(Exercise)
Each line containing the word "Dalle" should be found and copied.

____ Excerpted data

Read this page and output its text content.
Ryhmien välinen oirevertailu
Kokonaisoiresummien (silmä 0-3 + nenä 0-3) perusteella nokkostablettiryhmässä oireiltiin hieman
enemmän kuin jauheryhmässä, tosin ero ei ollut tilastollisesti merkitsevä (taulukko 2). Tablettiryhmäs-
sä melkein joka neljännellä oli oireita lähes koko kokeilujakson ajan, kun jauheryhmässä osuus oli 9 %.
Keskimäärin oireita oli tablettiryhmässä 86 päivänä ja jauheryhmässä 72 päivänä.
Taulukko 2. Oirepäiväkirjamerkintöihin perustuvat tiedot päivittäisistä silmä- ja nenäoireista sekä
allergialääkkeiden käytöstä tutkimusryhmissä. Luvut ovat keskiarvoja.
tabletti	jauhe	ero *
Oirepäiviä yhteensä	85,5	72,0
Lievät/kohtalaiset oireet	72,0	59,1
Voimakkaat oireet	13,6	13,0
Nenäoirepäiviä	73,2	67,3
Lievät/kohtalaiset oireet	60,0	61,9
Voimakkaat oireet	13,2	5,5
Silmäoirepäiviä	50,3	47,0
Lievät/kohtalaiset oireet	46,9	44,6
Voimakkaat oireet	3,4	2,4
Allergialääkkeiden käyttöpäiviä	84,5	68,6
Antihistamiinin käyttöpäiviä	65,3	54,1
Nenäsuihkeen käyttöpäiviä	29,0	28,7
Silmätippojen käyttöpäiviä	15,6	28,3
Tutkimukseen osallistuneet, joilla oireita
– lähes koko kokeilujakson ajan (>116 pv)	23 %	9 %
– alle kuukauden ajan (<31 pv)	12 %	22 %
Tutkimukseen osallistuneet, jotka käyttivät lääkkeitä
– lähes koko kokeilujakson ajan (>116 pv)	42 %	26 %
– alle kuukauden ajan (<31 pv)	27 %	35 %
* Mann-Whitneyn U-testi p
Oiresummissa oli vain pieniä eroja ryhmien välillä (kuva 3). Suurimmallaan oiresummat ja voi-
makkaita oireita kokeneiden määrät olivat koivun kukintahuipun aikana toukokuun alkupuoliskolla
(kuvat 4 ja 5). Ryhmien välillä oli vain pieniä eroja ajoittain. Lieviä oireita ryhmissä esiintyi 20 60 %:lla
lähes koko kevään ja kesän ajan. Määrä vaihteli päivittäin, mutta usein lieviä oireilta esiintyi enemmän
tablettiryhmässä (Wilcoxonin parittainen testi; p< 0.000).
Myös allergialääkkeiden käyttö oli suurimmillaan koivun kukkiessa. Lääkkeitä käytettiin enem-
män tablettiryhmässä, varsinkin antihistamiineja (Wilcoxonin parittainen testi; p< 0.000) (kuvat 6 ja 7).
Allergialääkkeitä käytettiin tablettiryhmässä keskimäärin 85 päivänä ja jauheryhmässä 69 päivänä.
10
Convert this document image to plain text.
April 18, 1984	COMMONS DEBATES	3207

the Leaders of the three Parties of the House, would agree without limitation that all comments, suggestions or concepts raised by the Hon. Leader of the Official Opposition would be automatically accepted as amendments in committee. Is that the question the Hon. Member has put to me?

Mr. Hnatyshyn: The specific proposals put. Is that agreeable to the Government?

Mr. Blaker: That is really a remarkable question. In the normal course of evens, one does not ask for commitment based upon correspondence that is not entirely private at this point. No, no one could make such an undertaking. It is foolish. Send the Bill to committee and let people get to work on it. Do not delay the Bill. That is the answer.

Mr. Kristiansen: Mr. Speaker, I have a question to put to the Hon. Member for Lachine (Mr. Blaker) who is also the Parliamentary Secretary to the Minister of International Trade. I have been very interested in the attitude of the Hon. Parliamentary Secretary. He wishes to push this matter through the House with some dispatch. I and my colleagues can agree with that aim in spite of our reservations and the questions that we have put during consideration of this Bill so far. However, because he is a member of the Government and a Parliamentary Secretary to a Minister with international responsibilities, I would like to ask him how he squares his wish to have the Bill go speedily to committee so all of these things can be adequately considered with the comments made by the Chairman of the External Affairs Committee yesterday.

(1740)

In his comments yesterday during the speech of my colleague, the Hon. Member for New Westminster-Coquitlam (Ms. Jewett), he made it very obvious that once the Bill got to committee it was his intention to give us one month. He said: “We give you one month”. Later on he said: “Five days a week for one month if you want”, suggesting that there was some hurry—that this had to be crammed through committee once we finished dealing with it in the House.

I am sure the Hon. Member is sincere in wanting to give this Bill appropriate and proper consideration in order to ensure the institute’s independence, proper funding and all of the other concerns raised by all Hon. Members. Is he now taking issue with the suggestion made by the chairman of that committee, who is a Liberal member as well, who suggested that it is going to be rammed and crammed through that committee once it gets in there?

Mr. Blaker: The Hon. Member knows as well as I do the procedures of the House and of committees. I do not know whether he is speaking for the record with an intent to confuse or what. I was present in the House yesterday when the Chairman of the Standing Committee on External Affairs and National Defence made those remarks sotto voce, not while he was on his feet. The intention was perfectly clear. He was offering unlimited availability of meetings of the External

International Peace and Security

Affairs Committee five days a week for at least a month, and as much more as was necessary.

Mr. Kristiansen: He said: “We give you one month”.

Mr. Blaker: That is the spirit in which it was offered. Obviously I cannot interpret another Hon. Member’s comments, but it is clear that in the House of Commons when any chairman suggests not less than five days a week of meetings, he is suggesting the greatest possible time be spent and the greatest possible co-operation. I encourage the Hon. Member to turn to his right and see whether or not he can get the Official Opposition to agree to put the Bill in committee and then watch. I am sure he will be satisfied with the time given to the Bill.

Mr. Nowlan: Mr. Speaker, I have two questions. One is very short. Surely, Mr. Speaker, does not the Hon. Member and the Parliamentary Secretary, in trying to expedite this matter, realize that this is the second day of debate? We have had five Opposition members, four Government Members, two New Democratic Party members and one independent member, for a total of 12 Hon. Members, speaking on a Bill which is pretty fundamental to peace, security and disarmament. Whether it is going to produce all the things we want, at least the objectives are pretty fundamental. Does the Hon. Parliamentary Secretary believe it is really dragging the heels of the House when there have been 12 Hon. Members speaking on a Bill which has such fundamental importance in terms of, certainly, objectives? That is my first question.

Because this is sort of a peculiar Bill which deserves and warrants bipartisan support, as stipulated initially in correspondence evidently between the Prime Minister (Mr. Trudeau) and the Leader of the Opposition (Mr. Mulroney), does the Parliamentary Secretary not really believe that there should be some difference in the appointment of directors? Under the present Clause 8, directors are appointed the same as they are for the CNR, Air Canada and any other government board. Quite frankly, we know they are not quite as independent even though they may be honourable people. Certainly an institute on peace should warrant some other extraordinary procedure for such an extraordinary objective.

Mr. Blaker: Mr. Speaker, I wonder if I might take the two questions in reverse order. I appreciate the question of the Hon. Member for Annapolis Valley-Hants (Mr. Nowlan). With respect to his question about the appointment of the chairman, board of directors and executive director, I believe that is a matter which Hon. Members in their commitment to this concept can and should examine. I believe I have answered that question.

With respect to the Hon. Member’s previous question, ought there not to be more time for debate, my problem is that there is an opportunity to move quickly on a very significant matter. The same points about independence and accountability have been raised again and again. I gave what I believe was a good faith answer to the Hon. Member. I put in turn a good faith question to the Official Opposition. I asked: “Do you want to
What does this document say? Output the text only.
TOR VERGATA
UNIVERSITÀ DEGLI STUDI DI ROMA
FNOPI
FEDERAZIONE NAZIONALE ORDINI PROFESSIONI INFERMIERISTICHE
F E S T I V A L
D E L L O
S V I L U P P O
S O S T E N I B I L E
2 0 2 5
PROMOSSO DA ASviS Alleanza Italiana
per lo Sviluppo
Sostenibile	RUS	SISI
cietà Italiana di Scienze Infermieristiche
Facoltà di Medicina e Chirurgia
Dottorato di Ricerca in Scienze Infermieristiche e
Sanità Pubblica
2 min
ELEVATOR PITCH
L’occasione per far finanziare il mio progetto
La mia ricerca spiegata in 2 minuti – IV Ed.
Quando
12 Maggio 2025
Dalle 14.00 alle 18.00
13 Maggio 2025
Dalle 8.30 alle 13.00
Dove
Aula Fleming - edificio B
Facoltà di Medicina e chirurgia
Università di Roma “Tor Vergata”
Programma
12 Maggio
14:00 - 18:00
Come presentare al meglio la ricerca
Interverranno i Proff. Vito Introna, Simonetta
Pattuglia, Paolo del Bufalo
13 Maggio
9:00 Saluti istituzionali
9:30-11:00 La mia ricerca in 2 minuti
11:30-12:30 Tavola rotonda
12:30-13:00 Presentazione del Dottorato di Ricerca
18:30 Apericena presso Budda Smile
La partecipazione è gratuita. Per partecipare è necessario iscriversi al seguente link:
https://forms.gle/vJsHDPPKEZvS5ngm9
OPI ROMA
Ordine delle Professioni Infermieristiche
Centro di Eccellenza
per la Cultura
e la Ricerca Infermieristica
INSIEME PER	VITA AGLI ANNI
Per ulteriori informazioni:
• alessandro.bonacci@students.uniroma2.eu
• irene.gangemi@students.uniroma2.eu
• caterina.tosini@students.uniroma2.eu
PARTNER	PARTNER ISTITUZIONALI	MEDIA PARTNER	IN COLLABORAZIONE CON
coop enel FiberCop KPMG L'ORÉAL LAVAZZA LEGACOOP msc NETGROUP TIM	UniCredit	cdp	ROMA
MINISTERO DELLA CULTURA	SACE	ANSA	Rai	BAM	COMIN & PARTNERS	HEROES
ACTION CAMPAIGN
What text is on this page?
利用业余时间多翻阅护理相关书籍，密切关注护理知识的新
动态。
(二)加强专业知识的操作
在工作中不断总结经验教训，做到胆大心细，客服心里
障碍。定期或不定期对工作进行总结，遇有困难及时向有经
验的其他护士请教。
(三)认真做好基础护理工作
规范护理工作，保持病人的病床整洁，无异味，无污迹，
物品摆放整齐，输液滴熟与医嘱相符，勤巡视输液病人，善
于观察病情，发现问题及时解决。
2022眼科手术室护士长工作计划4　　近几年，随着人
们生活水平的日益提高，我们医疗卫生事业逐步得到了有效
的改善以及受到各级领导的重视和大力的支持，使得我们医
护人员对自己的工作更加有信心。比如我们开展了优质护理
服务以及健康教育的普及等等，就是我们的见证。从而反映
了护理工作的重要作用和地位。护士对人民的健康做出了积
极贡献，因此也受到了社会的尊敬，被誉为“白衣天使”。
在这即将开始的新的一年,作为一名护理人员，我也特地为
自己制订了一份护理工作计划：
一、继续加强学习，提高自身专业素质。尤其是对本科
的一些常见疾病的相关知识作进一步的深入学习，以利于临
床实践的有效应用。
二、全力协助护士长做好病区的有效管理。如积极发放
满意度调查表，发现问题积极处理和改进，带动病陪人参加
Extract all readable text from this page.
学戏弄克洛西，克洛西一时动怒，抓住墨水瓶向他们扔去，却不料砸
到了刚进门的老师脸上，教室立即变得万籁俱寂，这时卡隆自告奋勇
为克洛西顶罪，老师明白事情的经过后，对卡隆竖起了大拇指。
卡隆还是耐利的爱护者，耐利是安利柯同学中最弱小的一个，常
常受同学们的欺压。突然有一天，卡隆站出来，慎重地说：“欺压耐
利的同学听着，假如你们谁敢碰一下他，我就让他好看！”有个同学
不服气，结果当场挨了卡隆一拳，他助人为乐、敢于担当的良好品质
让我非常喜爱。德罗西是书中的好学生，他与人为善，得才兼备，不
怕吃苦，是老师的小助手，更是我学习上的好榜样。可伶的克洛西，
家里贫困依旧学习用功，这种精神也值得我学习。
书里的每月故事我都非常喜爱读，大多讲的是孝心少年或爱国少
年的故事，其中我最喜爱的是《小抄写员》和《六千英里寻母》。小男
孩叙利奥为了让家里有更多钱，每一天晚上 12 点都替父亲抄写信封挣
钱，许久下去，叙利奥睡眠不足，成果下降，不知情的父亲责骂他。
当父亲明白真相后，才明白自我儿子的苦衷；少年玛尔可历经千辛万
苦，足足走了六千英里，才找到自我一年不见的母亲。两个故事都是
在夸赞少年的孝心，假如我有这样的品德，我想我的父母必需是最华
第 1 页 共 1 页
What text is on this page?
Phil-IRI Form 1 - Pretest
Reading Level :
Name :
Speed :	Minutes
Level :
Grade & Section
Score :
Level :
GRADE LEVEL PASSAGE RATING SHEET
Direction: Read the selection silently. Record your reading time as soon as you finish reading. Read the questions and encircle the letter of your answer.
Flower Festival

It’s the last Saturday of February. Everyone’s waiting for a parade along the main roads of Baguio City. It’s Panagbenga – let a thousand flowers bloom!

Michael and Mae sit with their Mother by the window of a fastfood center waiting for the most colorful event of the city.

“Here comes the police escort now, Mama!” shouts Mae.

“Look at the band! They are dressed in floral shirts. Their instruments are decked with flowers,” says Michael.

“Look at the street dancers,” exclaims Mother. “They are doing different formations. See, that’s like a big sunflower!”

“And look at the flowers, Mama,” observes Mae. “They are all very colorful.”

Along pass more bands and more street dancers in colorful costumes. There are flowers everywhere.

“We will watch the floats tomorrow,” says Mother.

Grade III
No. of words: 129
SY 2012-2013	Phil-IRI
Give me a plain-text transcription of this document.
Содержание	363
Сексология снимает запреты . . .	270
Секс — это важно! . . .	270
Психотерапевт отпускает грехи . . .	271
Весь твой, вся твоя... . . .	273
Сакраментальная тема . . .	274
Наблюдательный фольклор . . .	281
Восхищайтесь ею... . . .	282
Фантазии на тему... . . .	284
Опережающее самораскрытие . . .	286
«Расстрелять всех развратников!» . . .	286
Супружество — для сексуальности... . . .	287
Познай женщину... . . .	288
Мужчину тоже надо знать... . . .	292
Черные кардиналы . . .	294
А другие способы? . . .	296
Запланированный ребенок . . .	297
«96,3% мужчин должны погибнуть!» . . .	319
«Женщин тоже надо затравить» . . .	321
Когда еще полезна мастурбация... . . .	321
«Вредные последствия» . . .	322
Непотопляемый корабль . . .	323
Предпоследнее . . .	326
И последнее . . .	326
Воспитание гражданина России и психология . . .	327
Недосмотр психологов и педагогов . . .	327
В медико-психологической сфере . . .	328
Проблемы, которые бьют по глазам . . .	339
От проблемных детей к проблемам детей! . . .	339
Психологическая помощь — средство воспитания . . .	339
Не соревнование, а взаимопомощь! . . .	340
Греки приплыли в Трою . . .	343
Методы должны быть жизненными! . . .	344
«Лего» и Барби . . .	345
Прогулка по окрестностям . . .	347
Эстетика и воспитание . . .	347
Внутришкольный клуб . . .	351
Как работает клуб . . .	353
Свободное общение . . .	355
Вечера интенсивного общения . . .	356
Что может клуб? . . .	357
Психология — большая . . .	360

________

(Answer to this problem)
Dalle 14.00 alle 18.00
Dalle 8.30 alle 13.00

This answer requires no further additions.